→ **Goal of the exercise**
In the lines below, how many hold the word "this"? Answer only with the number.

Recorded data
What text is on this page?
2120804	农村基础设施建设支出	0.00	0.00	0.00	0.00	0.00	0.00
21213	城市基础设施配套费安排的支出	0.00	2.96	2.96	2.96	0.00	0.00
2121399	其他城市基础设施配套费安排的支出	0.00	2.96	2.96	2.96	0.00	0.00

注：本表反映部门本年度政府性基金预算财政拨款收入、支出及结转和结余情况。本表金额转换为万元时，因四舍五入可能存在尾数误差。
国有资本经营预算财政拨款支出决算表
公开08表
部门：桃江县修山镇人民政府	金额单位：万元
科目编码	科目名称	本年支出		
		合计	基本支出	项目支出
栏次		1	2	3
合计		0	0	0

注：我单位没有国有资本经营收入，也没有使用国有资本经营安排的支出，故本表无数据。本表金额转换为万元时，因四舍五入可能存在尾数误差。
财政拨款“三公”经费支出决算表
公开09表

* * *

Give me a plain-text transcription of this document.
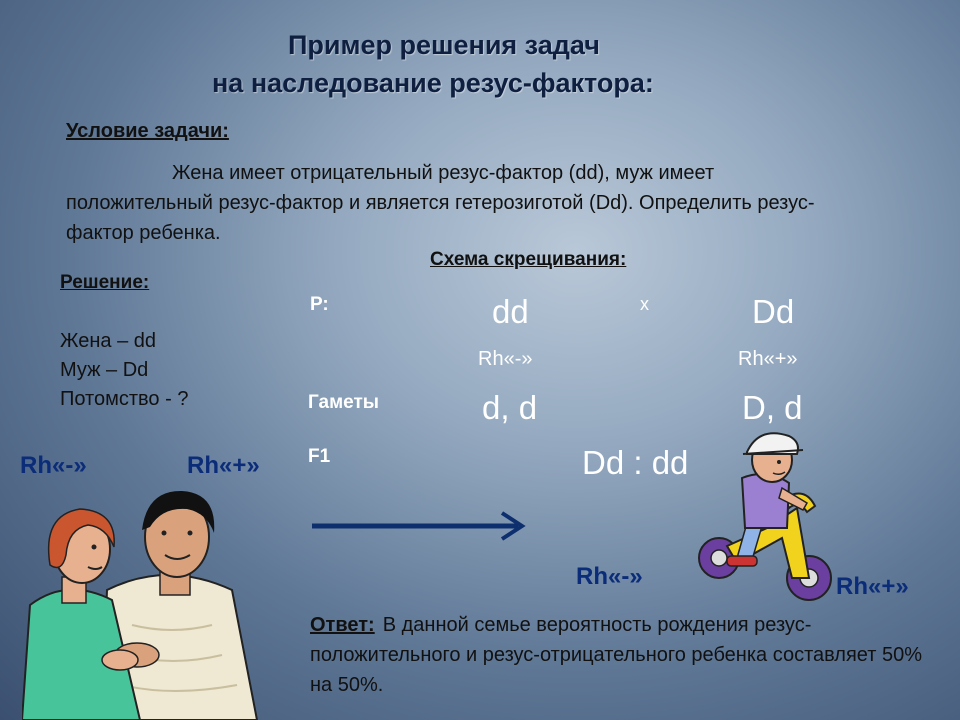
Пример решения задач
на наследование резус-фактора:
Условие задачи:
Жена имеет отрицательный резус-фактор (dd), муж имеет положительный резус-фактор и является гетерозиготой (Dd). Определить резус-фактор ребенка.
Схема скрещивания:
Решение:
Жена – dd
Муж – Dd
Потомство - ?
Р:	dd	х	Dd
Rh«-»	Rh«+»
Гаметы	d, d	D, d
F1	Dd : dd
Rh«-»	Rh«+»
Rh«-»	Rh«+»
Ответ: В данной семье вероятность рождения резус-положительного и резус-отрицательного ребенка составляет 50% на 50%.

→ **Written solution**
2